Extracted data entries:
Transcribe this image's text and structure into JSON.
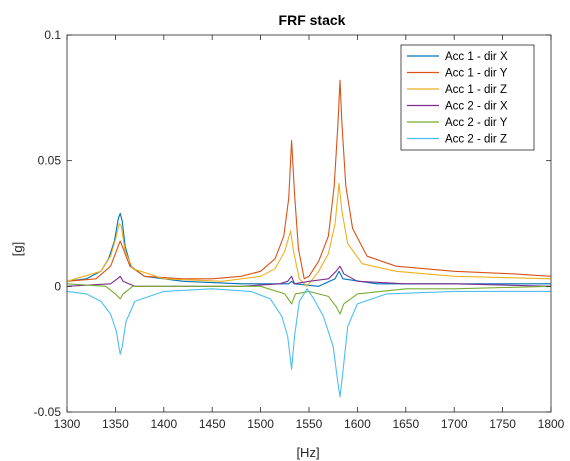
{
  "chart_data": {
    "type": "line",
    "title": "FRF stack",
    "xlabel": "[Hz]",
    "ylabel": "[g]",
    "xlim": [
      1300,
      1800
    ],
    "ylim": [
      -0.05,
      0.1
    ],
    "xticks": [
      1300,
      1350,
      1400,
      1450,
      1500,
      1550,
      1600,
      1650,
      1700,
      1750,
      1800
    ],
    "yticks": [
      -0.05,
      0,
      0.05,
      0.1
    ],
    "ytick_labels": [
      "-0.05",
      "0",
      "0.05",
      "0.1"
    ],
    "grid": false,
    "legend_position": "top-right",
    "series": [
      {
        "name": "Acc 1 - dir X",
        "color": "#0072BD",
        "points": [
          [
            1300,
            0.002
          ],
          [
            1320,
            0.003
          ],
          [
            1335,
            0.006
          ],
          [
            1343,
            0.011
          ],
          [
            1349,
            0.018
          ],
          [
            1353,
            0.027
          ],
          [
            1355,
            0.029
          ],
          [
            1357,
            0.026
          ],
          [
            1360,
            0.016
          ],
          [
            1366,
            0.008
          ],
          [
            1380,
            0.004
          ],
          [
            1420,
            0.002
          ],
          [
            1480,
            0.001
          ],
          [
            1529,
            0.001
          ],
          [
            1532,
            0.002
          ],
          [
            1535,
            0.001
          ],
          [
            1560,
            0.0
          ],
          [
            1577,
            0.003
          ],
          [
            1581,
            0.006
          ],
          [
            1585,
            0.003
          ],
          [
            1620,
            0.001
          ],
          [
            1700,
            0.001
          ],
          [
            1800,
            0.001
          ]
        ]
      },
      {
        "name": "Acc 1 - dir Y",
        "color": "#D95319",
        "points": [
          [
            1300,
            0.002
          ],
          [
            1330,
            0.003
          ],
          [
            1345,
            0.008
          ],
          [
            1352,
            0.015
          ],
          [
            1355,
            0.018
          ],
          [
            1358,
            0.015
          ],
          [
            1365,
            0.008
          ],
          [
            1380,
            0.004
          ],
          [
            1420,
            0.003
          ],
          [
            1450,
            0.003
          ],
          [
            1480,
            0.004
          ],
          [
            1500,
            0.006
          ],
          [
            1515,
            0.011
          ],
          [
            1524,
            0.02
          ],
          [
            1529,
            0.035
          ],
          [
            1532,
            0.058
          ],
          [
            1535,
            0.037
          ],
          [
            1539,
            0.015
          ],
          [
            1545,
            0.003
          ],
          [
            1550,
            0.004
          ],
          [
            1560,
            0.01
          ],
          [
            1570,
            0.02
          ],
          [
            1576,
            0.04
          ],
          [
            1580,
            0.065
          ],
          [
            1582,
            0.082
          ],
          [
            1584,
            0.065
          ],
          [
            1588,
            0.04
          ],
          [
            1595,
            0.023
          ],
          [
            1610,
            0.012
          ],
          [
            1640,
            0.008
          ],
          [
            1700,
            0.006
          ],
          [
            1760,
            0.005
          ],
          [
            1800,
            0.004
          ]
        ]
      },
      {
        "name": "Acc 1 - dir Z",
        "color": "#EDB120",
        "points": [
          [
            1300,
            0.002
          ],
          [
            1335,
            0.006
          ],
          [
            1345,
            0.012
          ],
          [
            1351,
            0.02
          ],
          [
            1354,
            0.025
          ],
          [
            1356,
            0.024
          ],
          [
            1360,
            0.014
          ],
          [
            1368,
            0.007
          ],
          [
            1400,
            0.003
          ],
          [
            1460,
            0.002
          ],
          [
            1500,
            0.004
          ],
          [
            1515,
            0.007
          ],
          [
            1525,
            0.014
          ],
          [
            1531,
            0.022
          ],
          [
            1534,
            0.014
          ],
          [
            1540,
            0.003
          ],
          [
            1548,
            0.0
          ],
          [
            1560,
            0.006
          ],
          [
            1570,
            0.013
          ],
          [
            1577,
            0.025
          ],
          [
            1581,
            0.041
          ],
          [
            1584,
            0.03
          ],
          [
            1590,
            0.017
          ],
          [
            1605,
            0.009
          ],
          [
            1640,
            0.006
          ],
          [
            1700,
            0.004
          ],
          [
            1800,
            0.003
          ]
        ]
      },
      {
        "name": "Acc 2 - dir X",
        "color": "#7E2F8E",
        "points": [
          [
            1300,
            0.0
          ],
          [
            1345,
            0.001
          ],
          [
            1352,
            0.003
          ],
          [
            1355,
            0.004
          ],
          [
            1358,
            0.002
          ],
          [
            1370,
            0.0
          ],
          [
            1430,
            0.0
          ],
          [
            1480,
            0.0
          ],
          [
            1520,
            0.001
          ],
          [
            1528,
            0.002
          ],
          [
            1532,
            0.004
          ],
          [
            1535,
            0.001
          ],
          [
            1550,
            0.002
          ],
          [
            1570,
            0.003
          ],
          [
            1578,
            0.006
          ],
          [
            1582,
            0.008
          ],
          [
            1586,
            0.005
          ],
          [
            1600,
            0.002
          ],
          [
            1650,
            0.001
          ],
          [
            1700,
            0.001
          ],
          [
            1800,
            0.0
          ]
        ]
      },
      {
        "name": "Acc 2 - dir Y",
        "color": "#77AC30",
        "points": [
          [
            1300,
            0.001
          ],
          [
            1340,
            0.0
          ],
          [
            1350,
            -0.003
          ],
          [
            1355,
            -0.005
          ],
          [
            1358,
            -0.003
          ],
          [
            1368,
            0.0
          ],
          [
            1420,
            0.0
          ],
          [
            1500,
            0.0
          ],
          [
            1525,
            -0.003
          ],
          [
            1532,
            -0.007
          ],
          [
            1536,
            -0.003
          ],
          [
            1550,
            -0.002
          ],
          [
            1570,
            -0.004
          ],
          [
            1578,
            -0.008
          ],
          [
            1582,
            -0.011
          ],
          [
            1586,
            -0.007
          ],
          [
            1600,
            -0.003
          ],
          [
            1650,
            -0.001
          ],
          [
            1700,
            -0.001
          ],
          [
            1800,
            0.0
          ]
        ]
      },
      {
        "name": "Acc 2 - dir Z",
        "color": "#4DBEEE",
        "points": [
          [
            1300,
            -0.002
          ],
          [
            1320,
            -0.003
          ],
          [
            1335,
            -0.006
          ],
          [
            1345,
            -0.011
          ],
          [
            1351,
            -0.018
          ],
          [
            1354,
            -0.025
          ],
          [
            1355,
            -0.027
          ],
          [
            1357,
            -0.024
          ],
          [
            1361,
            -0.014
          ],
          [
            1370,
            -0.006
          ],
          [
            1400,
            -0.002
          ],
          [
            1450,
            -0.001
          ],
          [
            1490,
            -0.002
          ],
          [
            1510,
            -0.005
          ],
          [
            1522,
            -0.012
          ],
          [
            1528,
            -0.02
          ],
          [
            1532,
            -0.033
          ],
          [
            1535,
            -0.02
          ],
          [
            1540,
            -0.006
          ],
          [
            1548,
            -0.001
          ],
          [
            1555,
            -0.005
          ],
          [
            1565,
            -0.012
          ],
          [
            1575,
            -0.024
          ],
          [
            1579,
            -0.036
          ],
          [
            1582,
            -0.044
          ],
          [
            1585,
            -0.034
          ],
          [
            1590,
            -0.016
          ],
          [
            1600,
            -0.007
          ],
          [
            1630,
            -0.003
          ],
          [
            1700,
            -0.002
          ],
          [
            1800,
            -0.002
          ]
        ]
      }
    ]
  }
}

> **What this task involves**: Restate the whole listing above exactly, please, omitting every image.

> **Exercise output**:
Transcribe this image's text and structure into JSON.
{
  "chart_data": {
    "type": "line",
    "title": "FRF stack",
    "xlabel": "[Hz]",
    "ylabel": "[g]",
    "xlim": [
      1300,
      1800
    ],
    "ylim": [
      -0.05,
      0.1
    ],
    "xticks": [
      1300,
      1350,
      1400,
      1450,
      1500,
      1550,
      1600,
      1650,
      1700,
      1750,
      1800
    ],
    "yticks": [
      -0.05,
      0,
      0.05,
      0.1
    ],
    "ytick_labels": [
      "-0.05",
      "0",
      "0.05",
      "0.1"
    ],
    "grid": false,
    "legend_position": "top-right",
    "series": [
      {
        "name": "Acc 1 - dir X",
        "color": "#0072BD",
        "points": [
          [
            1300,
            0.002
          ],
          [
            1320,
            0.003
          ],
          [
            1335,
            0.006
          ],
          [
            1343,
            0.011
          ],
          [
            1349,
            0.018
          ],
          [
            1353,
            0.027
          ],
          [
            1355,
            0.029
          ],
          [
            1357,
            0.026
          ],
          [
            1360,
            0.016
          ],
          [
            1366,
            0.008
          ],
          [
            1380,
            0.004
          ],
          [
            1420,
            0.002
          ],
          [
            1480,
            0.001
          ],
          [
            1529,
            0.001
          ],
          [
            1532,
            0.002
          ],
          [
            1535,
            0.001
          ],
          [
            1560,
            0.0
          ],
          [
            1577,
            0.003
          ],
          [
            1581,
            0.006
          ],
          [
            1585,
            0.003
          ],
          [
            1620,
            0.001
          ],
          [
            1700,
            0.001
          ],
          [
            1800,
            0.001
          ]
        ]
      },
      {
        "name": "Acc 1 - dir Y",
        "color": "#D95319",
        "points": [
          [
            1300,
            0.002
          ],
          [
            1330,
            0.003
          ],
          [
            1345,
            0.008
          ],
          [
            1352,
            0.015
          ],
          [
            1355,
            0.018
          ],
          [
            1358,
            0.015
          ],
          [
            1365,
            0.008
          ],
          [
            1380,
            0.004
          ],
          [
            1420,
            0.003
          ],
          [
            1450,
            0.003
          ],
          [
            1480,
            0.004
          ],
          [
            1500,
            0.006
          ],
          [
            1515,
            0.011
          ],
          [
            1524,
            0.02
          ],
          [
            1529,
            0.035
          ],
          [
            1532,
            0.058
          ],
          [
            1535,
            0.037
          ],
          [
            1539,
            0.015
          ],
          [
            1545,
            0.003
          ],
          [
            1550,
            0.004
          ],
          [
            1560,
            0.01
          ],
          [
            1570,
            0.02
          ],
          [
            1576,
            0.04
          ],
          [
            1580,
            0.065
          ],
          [
            1582,
            0.082
          ],
          [
            1584,
            0.065
          ],
          [
            1588,
            0.04
          ],
          [
            1595,
            0.023
          ],
          [
            1610,
            0.012
          ],
          [
            1640,
            0.008
          ],
          [
            1700,
            0.006
          ],
          [
            1760,
            0.005
          ],
          [
            1800,
            0.004
          ]
        ]
      },
      {
        "name": "Acc 1 - dir Z",
        "color": "#EDB120",
        "points": [
          [
            1300,
            0.002
          ],
          [
            1335,
            0.006
          ],
          [
            1345,
            0.012
          ],
          [
            1351,
            0.02
          ],
          [
            1354,
            0.025
          ],
          [
            1356,
            0.024
          ],
          [
            1360,
            0.014
          ],
          [
            1368,
            0.007
          ],
          [
            1400,
            0.003
          ],
          [
            1460,
            0.002
          ],
          [
            1500,
            0.004
          ],
          [
            1515,
            0.007
          ],
          [
            1525,
            0.014
          ],
          [
            1531,
            0.022
          ],
          [
            1534,
            0.014
          ],
          [
            1540,
            0.003
          ],
          [
            1548,
            0.0
          ],
          [
            1560,
            0.006
          ],
          [
            1570,
            0.013
          ],
          [
            1577,
            0.025
          ],
          [
            1581,
            0.041
          ],
          [
            1584,
            0.03
          ],
          [
            1590,
            0.017
          ],
          [
            1605,
            0.009
          ],
          [
            1640,
            0.006
          ],
          [
            1700,
            0.004
          ],
          [
            1800,
            0.003
          ]
        ]
      },
      {
        "name": "Acc 2 - dir X",
        "color": "#7E2F8E",
        "points": [
          [
            1300,
            0.0
          ],
          [
            1345,
            0.001
          ],
          [
            1352,
            0.003
          ],
          [
            1355,
            0.004
          ],
          [
            1358,
            0.002
          ],
          [
            1370,
            0.0
          ],
          [
            1430,
            0.0
          ],
          [
            1480,
            0.0
          ],
          [
            1520,
            0.001
          ],
          [
            1528,
            0.002
          ],
          [
            1532,
            0.004
          ],
          [
            1535,
            0.001
          ],
          [
            1550,
            0.002
          ],
          [
            1570,
            0.003
          ],
          [
            1578,
            0.006
          ],
          [
            1582,
            0.008
          ],
          [
            1586,
            0.005
          ],
          [
            1600,
            0.002
          ],
          [
            1650,
            0.001
          ],
          [
            1700,
            0.001
          ],
          [
            1800,
            0.0
          ]
        ]
      },
      {
        "name": "Acc 2 - dir Y",
        "color": "#77AC30",
        "points": [
          [
            1300,
            0.001
          ],
          [
            1340,
            0.0
          ],
          [
            1350,
            -0.003
          ],
          [
            1355,
            -0.005
          ],
          [
            1358,
            -0.003
          ],
          [
            1368,
            0.0
          ],
          [
            1420,
            0.0
          ],
          [
            1500,
            0.0
          ],
          [
            1525,
            -0.003
          ],
          [
            1532,
            -0.007
          ],
          [
            1536,
            -0.003
          ],
          [
            1550,
            -0.002
          ],
          [
            1570,
            -0.004
          ],
          [
            1578,
            -0.008
          ],
          [
            1582,
            -0.011
          ],
          [
            1586,
            -0.007
          ],
          [
            1600,
            -0.003
          ],
          [
            1650,
            -0.001
          ],
          [
            1700,
            -0.001
          ],
          [
            1800,
            0.0
          ]
        ]
      },
      {
        "name": "Acc 2 - dir Z",
        "color": "#4DBEEE",
        "points": [
          [
            1300,
            -0.002
          ],
          [
            1320,
            -0.003
          ],
          [
            1335,
            -0.006
          ],
          [
            1345,
            -0.011
          ],
          [
            1351,
            -0.018
          ],
          [
            1354,
            -0.025
          ],
          [
            1355,
            -0.027
          ],
          [
            1357,
            -0.024
          ],
          [
            1361,
            -0.014
          ],
          [
            1370,
            -0.006
          ],
          [
            1400,
            -0.002
          ],
          [
            1450,
            -0.001
          ],
          [
            1490,
            -0.002
          ],
          [
            1510,
            -0.005
          ],
          [
            1522,
            -0.012
          ],
          [
            1528,
            -0.02
          ],
          [
            1532,
            -0.033
          ],
          [
            1535,
            -0.02
          ],
          [
            1540,
            -0.006
          ],
          [
            1548,
            -0.001
          ],
          [
            1555,
            -0.005
          ],
          [
            1565,
            -0.012
          ],
          [
            1575,
            -0.024
          ],
          [
            1579,
            -0.036
          ],
          [
            1582,
            -0.044
          ],
          [
            1585,
            -0.034
          ],
          [
            1590,
            -0.016
          ],
          [
            1600,
            -0.007
          ],
          [
            1630,
            -0.003
          ],
          [
            1700,
            -0.002
          ],
          [
            1800,
            -0.002
          ]
        ]
      }
    ]
  }
}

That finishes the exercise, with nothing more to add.